• **WHAT THE EXERCISE ASKS**:
Quote the data below in full, minus the images.

• **INFORMATION SUPPLIED**:
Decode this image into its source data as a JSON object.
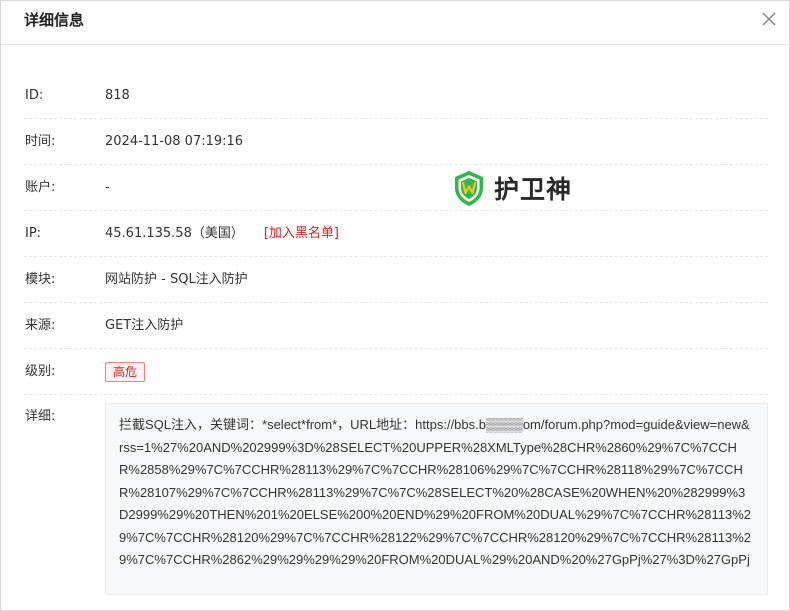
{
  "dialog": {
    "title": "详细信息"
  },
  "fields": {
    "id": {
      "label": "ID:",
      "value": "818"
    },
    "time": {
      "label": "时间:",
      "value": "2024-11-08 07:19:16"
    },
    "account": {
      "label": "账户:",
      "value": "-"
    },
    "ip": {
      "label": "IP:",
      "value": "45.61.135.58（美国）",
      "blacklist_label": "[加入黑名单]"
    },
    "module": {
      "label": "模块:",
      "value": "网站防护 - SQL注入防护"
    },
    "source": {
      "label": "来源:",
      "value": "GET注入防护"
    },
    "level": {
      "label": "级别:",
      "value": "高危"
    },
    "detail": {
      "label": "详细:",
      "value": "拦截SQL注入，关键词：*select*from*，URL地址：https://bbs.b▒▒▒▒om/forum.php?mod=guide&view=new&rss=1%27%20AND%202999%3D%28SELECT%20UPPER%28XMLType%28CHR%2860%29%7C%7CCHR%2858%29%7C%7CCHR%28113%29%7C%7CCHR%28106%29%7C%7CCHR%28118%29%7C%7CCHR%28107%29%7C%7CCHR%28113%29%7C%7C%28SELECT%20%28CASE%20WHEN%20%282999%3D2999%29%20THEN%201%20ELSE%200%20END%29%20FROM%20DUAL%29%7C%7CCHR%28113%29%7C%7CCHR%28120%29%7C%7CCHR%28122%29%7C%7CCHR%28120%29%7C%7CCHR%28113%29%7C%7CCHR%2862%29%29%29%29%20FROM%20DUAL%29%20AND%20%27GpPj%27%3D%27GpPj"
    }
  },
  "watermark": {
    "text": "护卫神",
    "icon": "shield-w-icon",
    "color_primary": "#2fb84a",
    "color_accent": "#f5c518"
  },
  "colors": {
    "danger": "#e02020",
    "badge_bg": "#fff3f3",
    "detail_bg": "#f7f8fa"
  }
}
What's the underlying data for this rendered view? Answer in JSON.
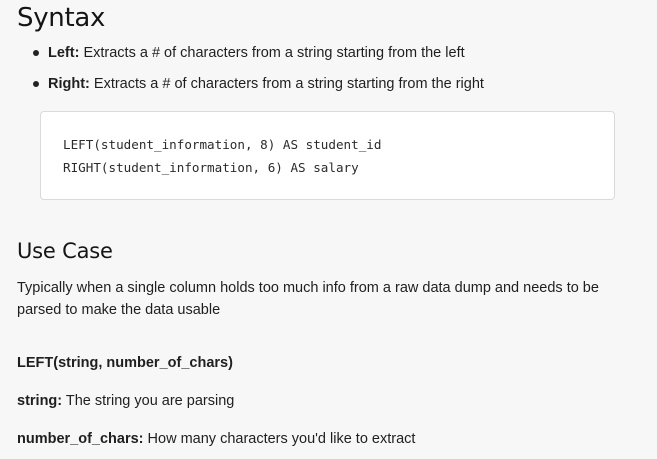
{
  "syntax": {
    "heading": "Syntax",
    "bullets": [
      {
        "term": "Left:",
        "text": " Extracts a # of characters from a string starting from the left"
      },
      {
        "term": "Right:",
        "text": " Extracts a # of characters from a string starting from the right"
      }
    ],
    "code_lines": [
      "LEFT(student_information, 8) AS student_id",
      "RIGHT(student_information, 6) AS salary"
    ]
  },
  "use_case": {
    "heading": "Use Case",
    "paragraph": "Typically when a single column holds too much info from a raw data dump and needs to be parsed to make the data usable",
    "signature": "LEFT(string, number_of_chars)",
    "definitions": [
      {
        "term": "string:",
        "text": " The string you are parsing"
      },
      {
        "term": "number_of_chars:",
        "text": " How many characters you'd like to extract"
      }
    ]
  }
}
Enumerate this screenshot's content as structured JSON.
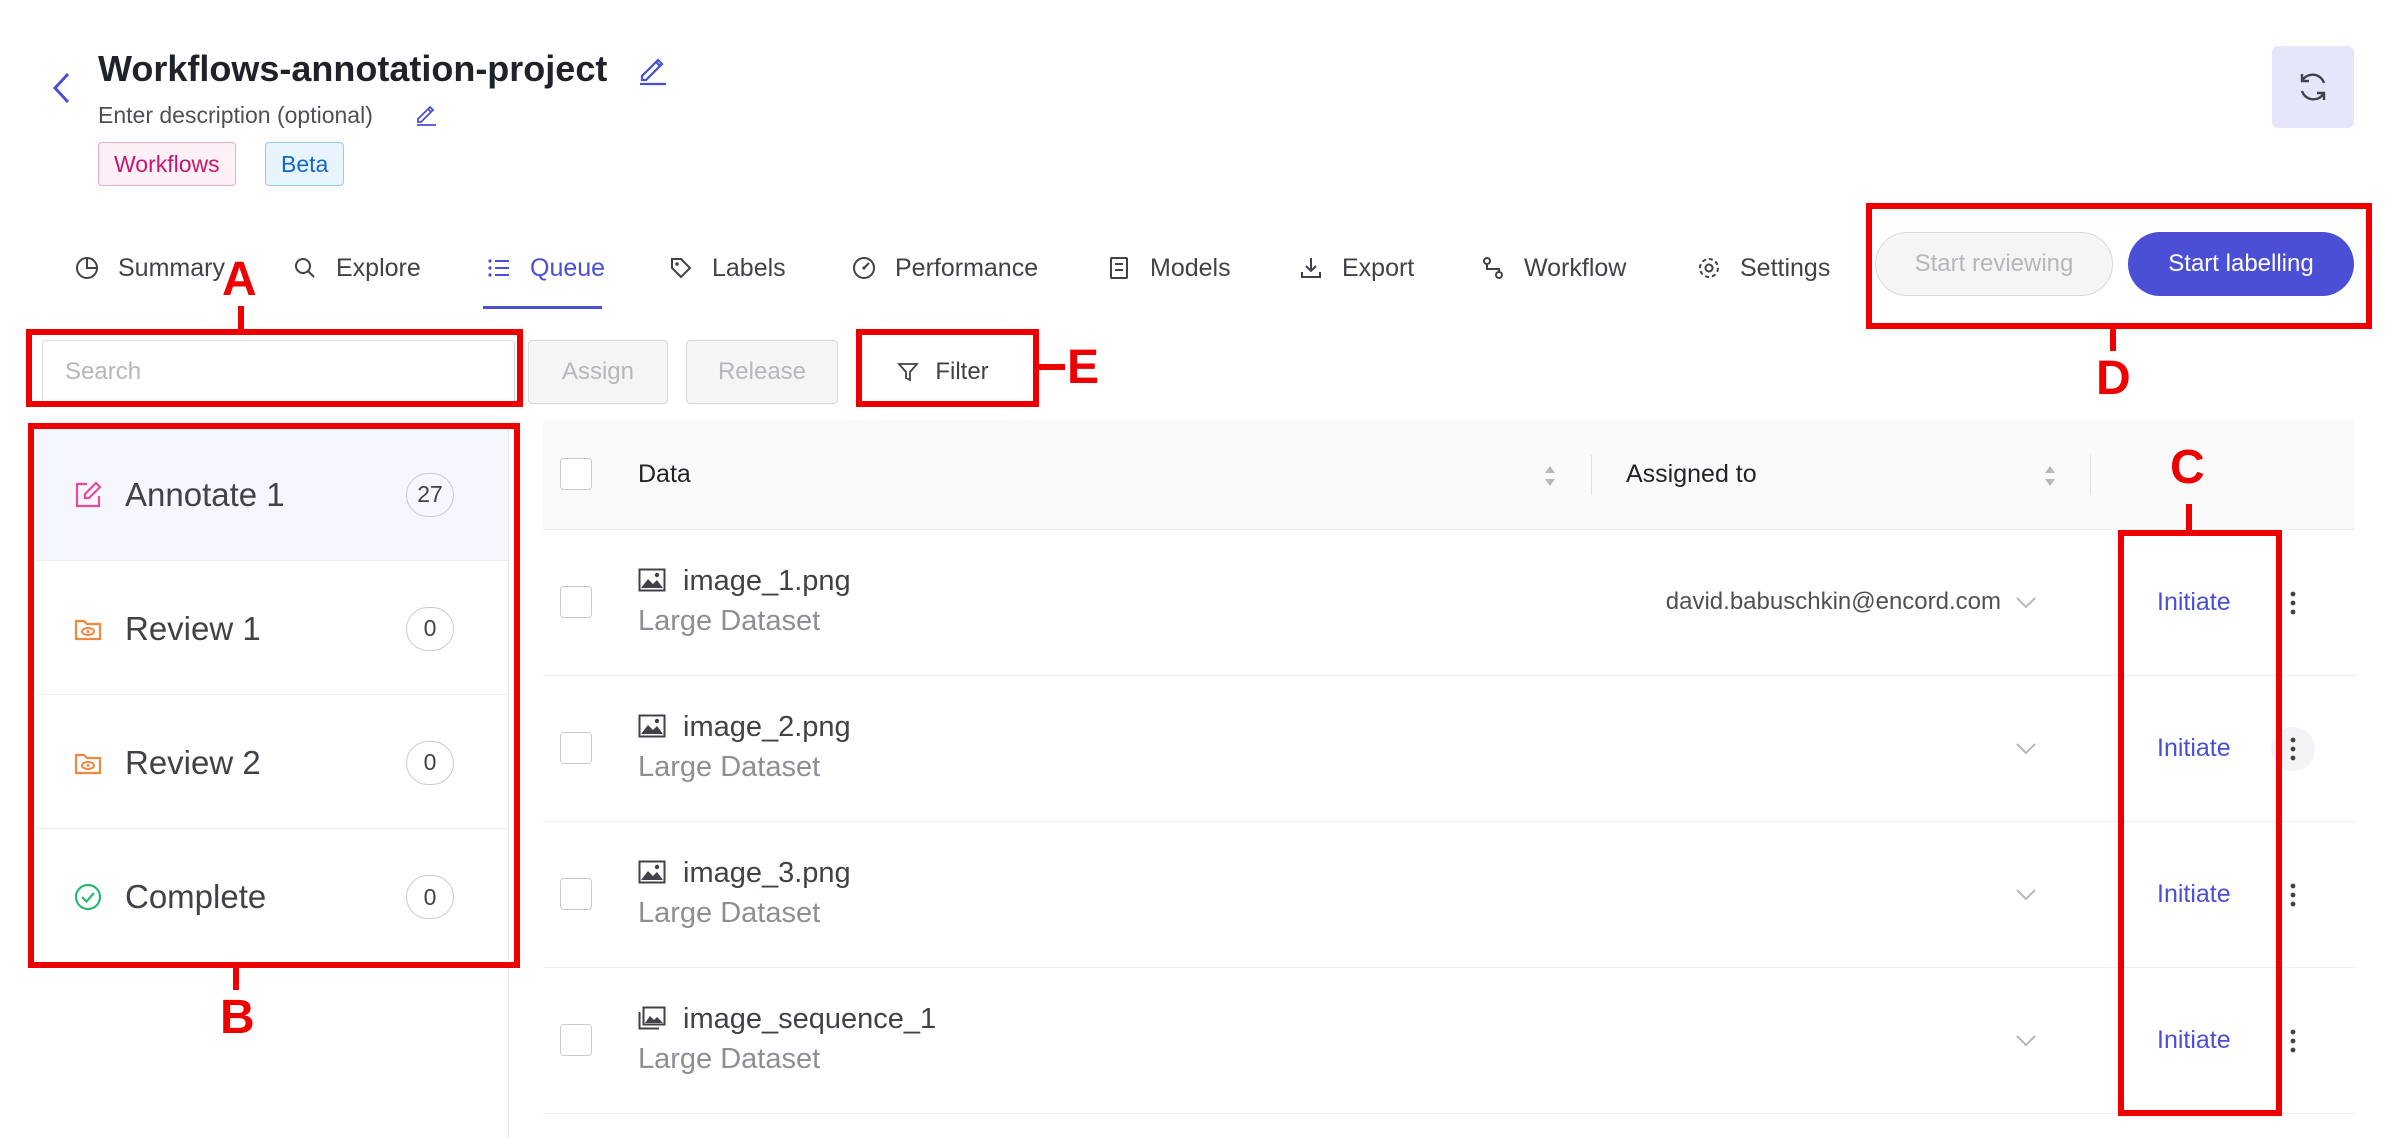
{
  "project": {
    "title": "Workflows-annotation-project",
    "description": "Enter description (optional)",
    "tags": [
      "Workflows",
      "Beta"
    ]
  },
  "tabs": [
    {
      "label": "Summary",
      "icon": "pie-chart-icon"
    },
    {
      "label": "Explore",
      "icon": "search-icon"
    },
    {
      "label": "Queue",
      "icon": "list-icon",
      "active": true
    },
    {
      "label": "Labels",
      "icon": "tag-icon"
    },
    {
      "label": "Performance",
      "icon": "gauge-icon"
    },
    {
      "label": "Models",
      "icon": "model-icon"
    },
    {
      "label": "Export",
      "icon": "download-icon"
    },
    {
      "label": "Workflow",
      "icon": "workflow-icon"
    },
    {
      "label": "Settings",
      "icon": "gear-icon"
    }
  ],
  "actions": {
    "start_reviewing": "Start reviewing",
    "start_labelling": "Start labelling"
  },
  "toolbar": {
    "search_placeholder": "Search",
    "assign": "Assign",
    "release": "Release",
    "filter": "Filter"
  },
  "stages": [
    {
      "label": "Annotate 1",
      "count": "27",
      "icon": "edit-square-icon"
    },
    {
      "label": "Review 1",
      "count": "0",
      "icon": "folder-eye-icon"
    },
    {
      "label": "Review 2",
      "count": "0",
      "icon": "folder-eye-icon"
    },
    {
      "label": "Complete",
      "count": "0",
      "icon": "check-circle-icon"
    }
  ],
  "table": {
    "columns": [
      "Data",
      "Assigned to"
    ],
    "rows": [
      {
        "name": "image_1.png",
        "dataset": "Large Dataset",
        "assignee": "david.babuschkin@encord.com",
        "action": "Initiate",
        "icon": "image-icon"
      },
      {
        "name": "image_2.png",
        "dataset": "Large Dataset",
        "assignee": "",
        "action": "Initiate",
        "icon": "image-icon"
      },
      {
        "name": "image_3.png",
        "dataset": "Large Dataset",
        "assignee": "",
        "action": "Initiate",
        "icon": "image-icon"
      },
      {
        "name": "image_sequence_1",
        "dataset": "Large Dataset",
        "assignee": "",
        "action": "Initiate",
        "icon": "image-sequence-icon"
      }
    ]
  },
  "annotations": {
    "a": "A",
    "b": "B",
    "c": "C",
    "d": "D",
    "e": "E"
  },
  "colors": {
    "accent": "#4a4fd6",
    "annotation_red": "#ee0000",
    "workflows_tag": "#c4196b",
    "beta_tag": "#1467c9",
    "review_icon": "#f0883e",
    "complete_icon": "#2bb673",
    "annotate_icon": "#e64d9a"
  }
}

• **OUTPUT FOR THIS EXERCISE**:
Decode this image into its source data as a JSON object.
{
  "dialog": {
    "title": "详细信息"
  },
  "fields": {
    "id": {
      "label": "ID:",
      "value": "818"
    },
    "time": {
      "label": "时间:",
      "value": "2024-11-08 07:19:16"
    },
    "account": {
      "label": "账户:",
      "value": "-"
    },
    "ip": {
      "label": "IP:",
      "value": "45.61.135.58（美国）",
      "blacklist_label": "[加入黑名单]"
    },
    "module": {
      "label": "模块:",
      "value": "网站防护 - SQL注入防护"
    },
    "source": {
      "label": "来源:",
      "value": "GET注入防护"
    },
    "level": {
      "label": "级别:",
      "value": "高危"
    },
    "detail": {
      "label": "详细:",
      "value": "拦截SQL注入，关键词：*select*from*，URL地址：https://bbs.b▒▒▒▒om/forum.php?mod=guide&view=new&rss=1%27%20AND%202999%3D%28SELECT%20UPPER%28XMLType%28CHR%2860%29%7C%7CCHR%2858%29%7C%7CCHR%28113%29%7C%7CCHR%28106%29%7C%7CCHR%28118%29%7C%7CCHR%28107%29%7C%7CCHR%28113%29%7C%7C%28SELECT%20%28CASE%20WHEN%20%282999%3D2999%29%20THEN%201%20ELSE%200%20END%29%20FROM%20DUAL%29%7C%7CCHR%28113%29%7C%7CCHR%28120%29%7C%7CCHR%28122%29%7C%7CCHR%28120%29%7C%7CCHR%28113%29%7C%7CCHR%2862%29%29%29%29%20FROM%20DUAL%29%20AND%20%27GpPj%27%3D%27GpPj"
    }
  },
  "watermark": {
    "text": "护卫神",
    "icon": "shield-w-icon",
    "color_primary": "#2fb84a",
    "color_accent": "#f5c518"
  },
  "colors": {
    "danger": "#e02020",
    "badge_bg": "#fff3f3",
    "detail_bg": "#f7f8fa"
  }
}
What's the underlying data for this rendered view? Answer in JSON.
{
  "syntax": {
    "heading": "Syntax",
    "bullets": [
      {
        "term": "Left:",
        "text": " Extracts a # of characters from a string starting from the left"
      },
      {
        "term": "Right:",
        "text": " Extracts a # of characters from a string starting from the right"
      }
    ],
    "code_lines": [
      "LEFT(student_information, 8) AS student_id",
      "RIGHT(student_information, 6) AS salary"
    ]
  },
  "use_case": {
    "heading": "Use Case",
    "paragraph": "Typically when a single column holds too much info from a raw data dump and needs to be parsed to make the data usable",
    "signature": "LEFT(string, number_of_chars)",
    "definitions": [
      {
        "term": "string:",
        "text": " The string you are parsing"
      },
      {
        "term": "number_of_chars:",
        "text": " How many characters you'd like to extract"
      }
    ]
  }
}
Enumerate this screenshot's content as structured JSON.
{
  "project": {
    "title": "Workflows-annotation-project",
    "description": "Enter description (optional)",
    "tags": [
      "Workflows",
      "Beta"
    ]
  },
  "tabs": [
    {
      "label": "Summary",
      "icon": "pie-chart-icon"
    },
    {
      "label": "Explore",
      "icon": "search-icon"
    },
    {
      "label": "Queue",
      "icon": "list-icon",
      "active": true
    },
    {
      "label": "Labels",
      "icon": "tag-icon"
    },
    {
      "label": "Performance",
      "icon": "gauge-icon"
    },
    {
      "label": "Models",
      "icon": "model-icon"
    },
    {
      "label": "Export",
      "icon": "download-icon"
    },
    {
      "label": "Workflow",
      "icon": "workflow-icon"
    },
    {
      "label": "Settings",
      "icon": "gear-icon"
    }
  ],
  "actions": {
    "start_reviewing": "Start reviewing",
    "start_labelling": "Start labelling"
  },
  "toolbar": {
    "search_placeholder": "Search",
    "assign": "Assign",
    "release": "Release",
    "filter": "Filter"
  },
  "stages": [
    {
      "label": "Annotate 1",
      "count": "27",
      "icon": "edit-square-icon"
    },
    {
      "label": "Review 1",
      "count": "0",
      "icon": "folder-eye-icon"
    },
    {
      "label": "Review 2",
      "count": "0",
      "icon": "folder-eye-icon"
    },
    {
      "label": "Complete",
      "count": "0",
      "icon": "check-circle-icon"
    }
  ],
  "table": {
    "columns": [
      "Data",
      "Assigned to"
    ],
    "rows": [
      {
        "name": "image_1.png",
        "dataset": "Large Dataset",
        "assignee": "david.babuschkin@encord.com",
        "action": "Initiate",
        "icon": "image-icon"
      },
      {
        "name": "image_2.png",
        "dataset": "Large Dataset",
        "assignee": "",
        "action": "Initiate",
        "icon": "image-icon"
      },
      {
        "name": "image_3.png",
        "dataset": "Large Dataset",
        "assignee": "",
        "action": "Initiate",
        "icon": "image-icon"
      },
      {
        "name": "image_sequence_1",
        "dataset": "Large Dataset",
        "assignee": "",
        "action": "Initiate",
        "icon": "image-sequence-icon"
      }
    ]
  },
  "annotations": {
    "a": "A",
    "b": "B",
    "c": "C",
    "d": "D",
    "e": "E"
  },
  "colors": {
    "accent": "#4a4fd6",
    "annotation_red": "#ee0000",
    "workflows_tag": "#c4196b",
    "beta_tag": "#1467c9",
    "review_icon": "#f0883e",
    "complete_icon": "#2bb673",
    "annotate_icon": "#e64d9a"
  }
}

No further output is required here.